▶ [Task details]: Records follow. Pull out every line that contains "xlabel".

▶ [Exercise input]:
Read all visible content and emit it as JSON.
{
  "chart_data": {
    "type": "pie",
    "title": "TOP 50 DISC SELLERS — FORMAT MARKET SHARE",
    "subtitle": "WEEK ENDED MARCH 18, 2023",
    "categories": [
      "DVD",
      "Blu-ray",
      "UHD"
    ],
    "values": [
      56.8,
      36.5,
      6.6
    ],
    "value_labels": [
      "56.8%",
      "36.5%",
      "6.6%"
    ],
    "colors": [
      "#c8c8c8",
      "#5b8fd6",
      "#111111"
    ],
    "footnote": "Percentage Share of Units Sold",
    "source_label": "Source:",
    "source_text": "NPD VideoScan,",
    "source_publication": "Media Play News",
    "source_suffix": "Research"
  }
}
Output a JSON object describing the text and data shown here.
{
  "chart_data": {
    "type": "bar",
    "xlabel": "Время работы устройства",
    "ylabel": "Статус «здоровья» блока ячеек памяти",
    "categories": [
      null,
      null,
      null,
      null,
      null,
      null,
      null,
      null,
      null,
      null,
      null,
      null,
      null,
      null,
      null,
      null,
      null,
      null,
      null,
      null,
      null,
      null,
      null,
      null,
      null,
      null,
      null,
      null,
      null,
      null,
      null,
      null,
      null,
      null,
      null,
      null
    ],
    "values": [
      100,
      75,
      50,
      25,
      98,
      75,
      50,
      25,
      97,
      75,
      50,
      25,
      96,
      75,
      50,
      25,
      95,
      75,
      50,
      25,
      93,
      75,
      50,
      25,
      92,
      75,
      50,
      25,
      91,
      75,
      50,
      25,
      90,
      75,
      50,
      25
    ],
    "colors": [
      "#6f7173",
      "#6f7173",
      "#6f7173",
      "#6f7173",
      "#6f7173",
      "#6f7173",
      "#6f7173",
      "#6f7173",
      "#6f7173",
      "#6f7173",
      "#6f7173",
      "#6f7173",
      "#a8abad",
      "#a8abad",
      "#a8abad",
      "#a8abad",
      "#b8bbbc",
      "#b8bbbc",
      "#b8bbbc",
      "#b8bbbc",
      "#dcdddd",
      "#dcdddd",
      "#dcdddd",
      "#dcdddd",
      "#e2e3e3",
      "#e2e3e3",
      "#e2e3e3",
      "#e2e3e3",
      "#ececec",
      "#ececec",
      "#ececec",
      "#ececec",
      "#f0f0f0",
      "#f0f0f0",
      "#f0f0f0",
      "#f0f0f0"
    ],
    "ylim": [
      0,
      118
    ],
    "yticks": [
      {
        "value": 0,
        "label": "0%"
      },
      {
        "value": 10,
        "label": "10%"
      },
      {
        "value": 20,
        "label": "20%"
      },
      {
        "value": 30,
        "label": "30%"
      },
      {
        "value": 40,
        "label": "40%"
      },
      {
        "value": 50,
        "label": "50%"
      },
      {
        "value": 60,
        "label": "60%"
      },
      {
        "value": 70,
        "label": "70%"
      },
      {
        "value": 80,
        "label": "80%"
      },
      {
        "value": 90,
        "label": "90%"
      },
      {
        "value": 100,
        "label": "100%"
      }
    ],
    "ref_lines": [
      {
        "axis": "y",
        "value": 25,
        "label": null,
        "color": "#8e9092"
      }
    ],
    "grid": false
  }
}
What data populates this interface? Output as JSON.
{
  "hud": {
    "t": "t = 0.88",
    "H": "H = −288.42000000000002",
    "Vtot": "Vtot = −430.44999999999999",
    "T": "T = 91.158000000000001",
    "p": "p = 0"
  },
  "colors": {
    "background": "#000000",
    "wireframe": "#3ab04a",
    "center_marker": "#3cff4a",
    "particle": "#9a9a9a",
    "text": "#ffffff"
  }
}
---
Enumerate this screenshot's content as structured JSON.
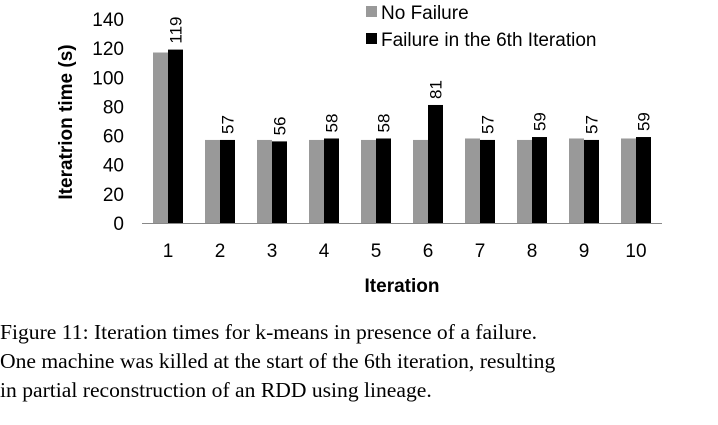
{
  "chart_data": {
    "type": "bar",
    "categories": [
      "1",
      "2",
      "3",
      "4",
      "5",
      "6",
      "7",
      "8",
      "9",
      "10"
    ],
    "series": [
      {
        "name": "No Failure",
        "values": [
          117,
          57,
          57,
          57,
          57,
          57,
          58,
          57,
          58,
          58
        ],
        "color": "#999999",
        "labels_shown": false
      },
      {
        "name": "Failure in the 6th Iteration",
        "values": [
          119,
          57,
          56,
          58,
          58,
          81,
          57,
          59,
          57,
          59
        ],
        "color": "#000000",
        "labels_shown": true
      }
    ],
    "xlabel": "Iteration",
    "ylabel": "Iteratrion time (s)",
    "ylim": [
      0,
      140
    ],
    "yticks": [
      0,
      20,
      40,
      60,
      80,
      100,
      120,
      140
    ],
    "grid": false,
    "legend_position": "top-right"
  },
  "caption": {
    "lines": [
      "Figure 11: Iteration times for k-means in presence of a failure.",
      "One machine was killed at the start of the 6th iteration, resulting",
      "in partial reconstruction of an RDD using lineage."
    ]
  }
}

▶ [Finished task]:
    "xlabel": "Время работы устройства",
    "xlabel": "Iteration",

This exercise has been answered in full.